** Begin Source records **

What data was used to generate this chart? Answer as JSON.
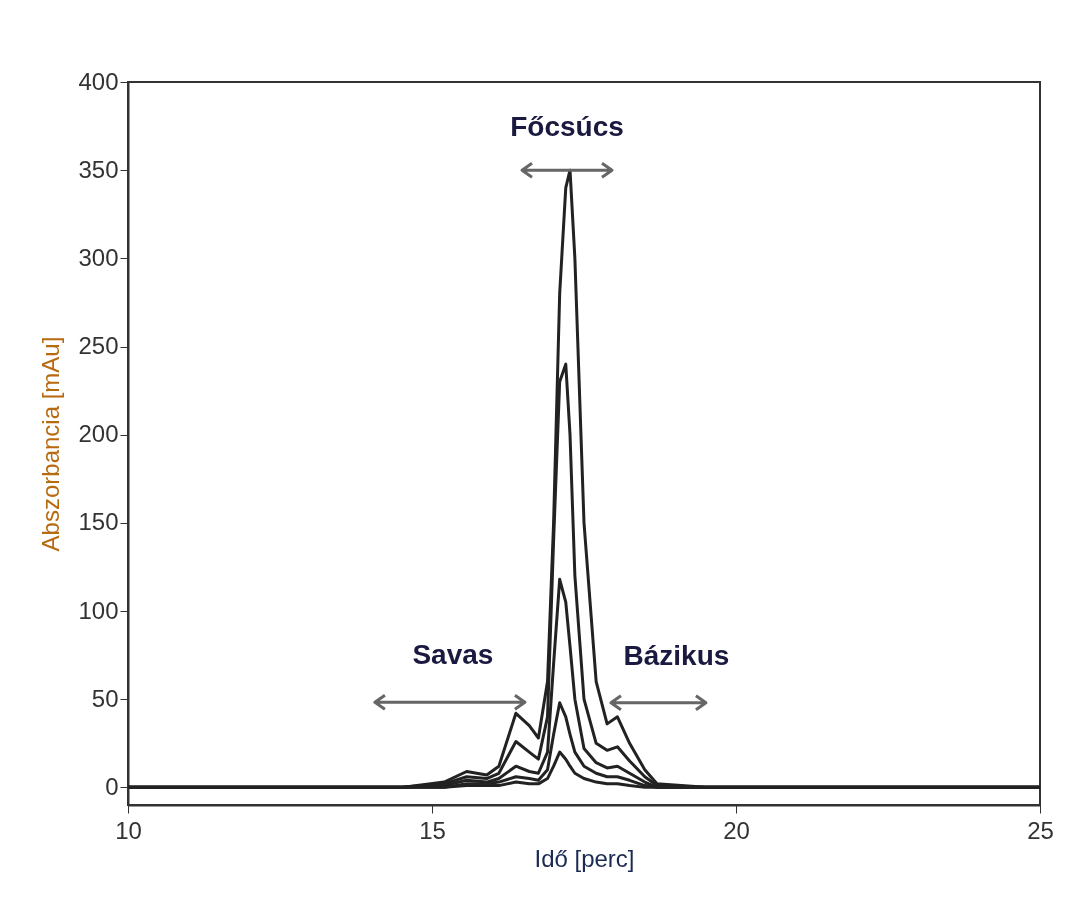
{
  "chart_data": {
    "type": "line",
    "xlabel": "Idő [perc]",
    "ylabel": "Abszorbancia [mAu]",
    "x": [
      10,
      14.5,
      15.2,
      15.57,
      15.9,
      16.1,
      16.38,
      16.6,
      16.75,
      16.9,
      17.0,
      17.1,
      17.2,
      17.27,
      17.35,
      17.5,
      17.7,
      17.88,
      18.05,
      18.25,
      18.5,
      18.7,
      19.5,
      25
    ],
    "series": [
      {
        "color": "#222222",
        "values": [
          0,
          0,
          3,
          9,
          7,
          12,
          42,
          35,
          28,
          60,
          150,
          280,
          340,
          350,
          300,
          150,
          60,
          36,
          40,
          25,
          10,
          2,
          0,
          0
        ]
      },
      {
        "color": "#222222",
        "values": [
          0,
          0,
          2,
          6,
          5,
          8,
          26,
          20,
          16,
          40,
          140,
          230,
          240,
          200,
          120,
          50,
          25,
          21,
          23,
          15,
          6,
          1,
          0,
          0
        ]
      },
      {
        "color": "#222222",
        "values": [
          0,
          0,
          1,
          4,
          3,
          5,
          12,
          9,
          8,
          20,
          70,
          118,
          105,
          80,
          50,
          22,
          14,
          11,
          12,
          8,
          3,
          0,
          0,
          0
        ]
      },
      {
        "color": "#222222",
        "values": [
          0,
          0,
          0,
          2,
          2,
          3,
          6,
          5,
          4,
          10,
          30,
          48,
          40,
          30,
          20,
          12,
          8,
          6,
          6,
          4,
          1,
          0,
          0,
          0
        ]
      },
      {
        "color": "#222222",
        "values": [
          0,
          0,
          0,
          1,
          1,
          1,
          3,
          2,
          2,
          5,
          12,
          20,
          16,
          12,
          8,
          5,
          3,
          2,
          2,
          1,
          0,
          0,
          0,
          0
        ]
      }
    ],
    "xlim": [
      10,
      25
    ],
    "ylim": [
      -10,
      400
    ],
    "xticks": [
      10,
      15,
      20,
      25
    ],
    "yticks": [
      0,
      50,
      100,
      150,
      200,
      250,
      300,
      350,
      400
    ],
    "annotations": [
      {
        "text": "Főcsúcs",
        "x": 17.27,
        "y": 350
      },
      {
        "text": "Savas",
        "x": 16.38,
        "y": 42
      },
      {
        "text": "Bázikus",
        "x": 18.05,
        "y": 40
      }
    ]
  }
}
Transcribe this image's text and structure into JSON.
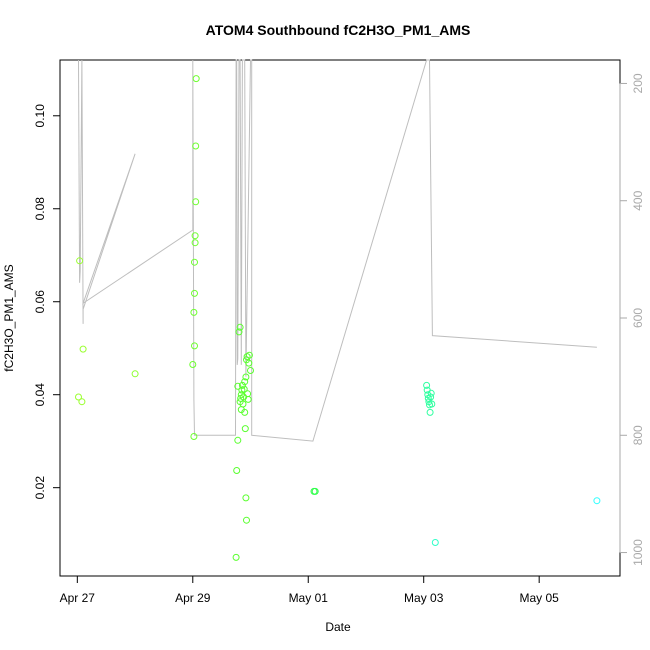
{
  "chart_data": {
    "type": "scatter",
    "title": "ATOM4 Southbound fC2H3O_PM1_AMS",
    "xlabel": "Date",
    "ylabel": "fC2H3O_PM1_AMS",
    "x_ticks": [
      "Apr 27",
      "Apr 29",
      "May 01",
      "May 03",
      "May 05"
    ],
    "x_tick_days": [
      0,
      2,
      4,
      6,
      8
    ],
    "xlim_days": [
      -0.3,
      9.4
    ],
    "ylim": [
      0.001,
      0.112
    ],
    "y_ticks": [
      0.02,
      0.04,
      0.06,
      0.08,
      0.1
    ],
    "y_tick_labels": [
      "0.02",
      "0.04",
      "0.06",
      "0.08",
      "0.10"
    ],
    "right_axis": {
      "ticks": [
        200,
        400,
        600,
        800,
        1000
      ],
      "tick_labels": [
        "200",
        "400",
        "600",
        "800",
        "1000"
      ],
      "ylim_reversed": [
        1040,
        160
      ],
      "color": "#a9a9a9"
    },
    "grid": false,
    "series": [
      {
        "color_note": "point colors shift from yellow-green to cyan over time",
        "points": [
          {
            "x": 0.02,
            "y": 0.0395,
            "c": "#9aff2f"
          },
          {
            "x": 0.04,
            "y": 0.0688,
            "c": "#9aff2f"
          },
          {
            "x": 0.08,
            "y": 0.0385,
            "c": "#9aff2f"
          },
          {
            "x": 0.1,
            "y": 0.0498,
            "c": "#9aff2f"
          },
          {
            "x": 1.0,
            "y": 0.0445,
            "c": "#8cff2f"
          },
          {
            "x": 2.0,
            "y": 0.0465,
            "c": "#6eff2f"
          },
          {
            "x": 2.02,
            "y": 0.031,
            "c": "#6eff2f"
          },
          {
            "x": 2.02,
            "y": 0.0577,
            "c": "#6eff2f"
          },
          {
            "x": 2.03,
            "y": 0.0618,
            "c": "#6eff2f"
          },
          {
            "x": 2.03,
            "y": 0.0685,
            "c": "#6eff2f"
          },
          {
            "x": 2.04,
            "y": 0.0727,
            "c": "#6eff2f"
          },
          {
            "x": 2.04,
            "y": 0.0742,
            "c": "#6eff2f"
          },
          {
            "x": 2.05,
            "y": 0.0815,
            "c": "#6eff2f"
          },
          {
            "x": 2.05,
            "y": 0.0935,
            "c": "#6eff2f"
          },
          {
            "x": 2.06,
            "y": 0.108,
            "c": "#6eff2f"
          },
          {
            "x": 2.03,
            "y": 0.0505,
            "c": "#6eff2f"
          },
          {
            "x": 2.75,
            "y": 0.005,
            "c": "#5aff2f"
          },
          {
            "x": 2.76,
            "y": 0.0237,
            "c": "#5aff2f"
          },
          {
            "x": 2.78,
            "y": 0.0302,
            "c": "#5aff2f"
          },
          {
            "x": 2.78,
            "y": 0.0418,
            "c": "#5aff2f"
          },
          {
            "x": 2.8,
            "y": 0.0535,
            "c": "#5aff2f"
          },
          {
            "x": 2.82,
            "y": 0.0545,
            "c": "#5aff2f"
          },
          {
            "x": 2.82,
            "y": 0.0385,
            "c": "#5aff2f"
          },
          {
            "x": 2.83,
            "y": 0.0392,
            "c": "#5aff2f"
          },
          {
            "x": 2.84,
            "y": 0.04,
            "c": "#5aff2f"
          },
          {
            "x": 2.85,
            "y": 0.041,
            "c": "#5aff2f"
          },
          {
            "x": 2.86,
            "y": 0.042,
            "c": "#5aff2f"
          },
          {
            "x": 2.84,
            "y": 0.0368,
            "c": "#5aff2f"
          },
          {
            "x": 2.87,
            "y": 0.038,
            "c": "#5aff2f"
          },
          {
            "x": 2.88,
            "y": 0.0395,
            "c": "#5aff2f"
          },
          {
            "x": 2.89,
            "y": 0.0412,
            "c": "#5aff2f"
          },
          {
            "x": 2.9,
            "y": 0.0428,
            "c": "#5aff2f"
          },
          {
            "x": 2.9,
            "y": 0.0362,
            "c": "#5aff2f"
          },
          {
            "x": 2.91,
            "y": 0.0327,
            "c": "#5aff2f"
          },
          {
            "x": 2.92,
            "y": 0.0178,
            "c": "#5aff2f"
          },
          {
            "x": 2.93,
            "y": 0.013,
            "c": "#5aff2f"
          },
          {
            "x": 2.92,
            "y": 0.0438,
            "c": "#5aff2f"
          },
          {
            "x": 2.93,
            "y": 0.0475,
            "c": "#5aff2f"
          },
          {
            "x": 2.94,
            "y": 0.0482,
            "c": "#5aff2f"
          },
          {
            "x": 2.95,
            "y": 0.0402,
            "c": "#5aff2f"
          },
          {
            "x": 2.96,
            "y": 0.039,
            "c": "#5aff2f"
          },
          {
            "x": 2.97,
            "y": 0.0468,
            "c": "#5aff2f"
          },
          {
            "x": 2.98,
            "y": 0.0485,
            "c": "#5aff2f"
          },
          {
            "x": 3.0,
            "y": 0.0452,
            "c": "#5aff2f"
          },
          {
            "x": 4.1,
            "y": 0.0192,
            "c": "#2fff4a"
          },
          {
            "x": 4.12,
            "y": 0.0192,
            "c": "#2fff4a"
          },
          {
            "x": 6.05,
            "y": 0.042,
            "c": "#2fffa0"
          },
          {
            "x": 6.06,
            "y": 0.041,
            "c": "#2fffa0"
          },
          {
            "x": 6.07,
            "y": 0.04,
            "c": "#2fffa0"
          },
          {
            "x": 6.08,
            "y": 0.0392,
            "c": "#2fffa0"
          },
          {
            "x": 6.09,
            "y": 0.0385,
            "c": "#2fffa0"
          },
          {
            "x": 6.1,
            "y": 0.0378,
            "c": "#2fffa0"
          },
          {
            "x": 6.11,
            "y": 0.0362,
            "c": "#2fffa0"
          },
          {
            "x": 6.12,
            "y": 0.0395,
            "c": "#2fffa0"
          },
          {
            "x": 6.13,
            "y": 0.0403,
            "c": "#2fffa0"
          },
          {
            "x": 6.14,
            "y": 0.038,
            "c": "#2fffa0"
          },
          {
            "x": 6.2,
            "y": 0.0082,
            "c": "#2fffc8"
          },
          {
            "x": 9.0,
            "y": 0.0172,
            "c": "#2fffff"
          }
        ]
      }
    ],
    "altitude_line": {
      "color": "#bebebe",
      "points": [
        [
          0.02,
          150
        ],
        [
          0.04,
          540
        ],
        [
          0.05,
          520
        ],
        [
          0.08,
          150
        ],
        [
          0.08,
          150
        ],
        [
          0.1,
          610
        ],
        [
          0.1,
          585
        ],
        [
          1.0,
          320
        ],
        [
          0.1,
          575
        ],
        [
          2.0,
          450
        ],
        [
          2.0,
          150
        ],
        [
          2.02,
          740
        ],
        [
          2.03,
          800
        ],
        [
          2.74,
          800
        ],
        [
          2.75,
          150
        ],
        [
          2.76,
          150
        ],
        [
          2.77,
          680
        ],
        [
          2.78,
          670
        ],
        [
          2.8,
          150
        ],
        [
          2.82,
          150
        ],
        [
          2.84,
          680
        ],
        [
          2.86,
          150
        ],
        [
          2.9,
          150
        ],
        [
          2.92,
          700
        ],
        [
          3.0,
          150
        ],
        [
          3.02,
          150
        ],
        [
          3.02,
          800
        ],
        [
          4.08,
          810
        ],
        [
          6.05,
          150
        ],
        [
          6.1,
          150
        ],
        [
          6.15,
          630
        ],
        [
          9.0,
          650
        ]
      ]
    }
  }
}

** End Source records **

Aim →
Say how many lines in this material hold "JSON", and say nothing else.

Response to the exercise →
2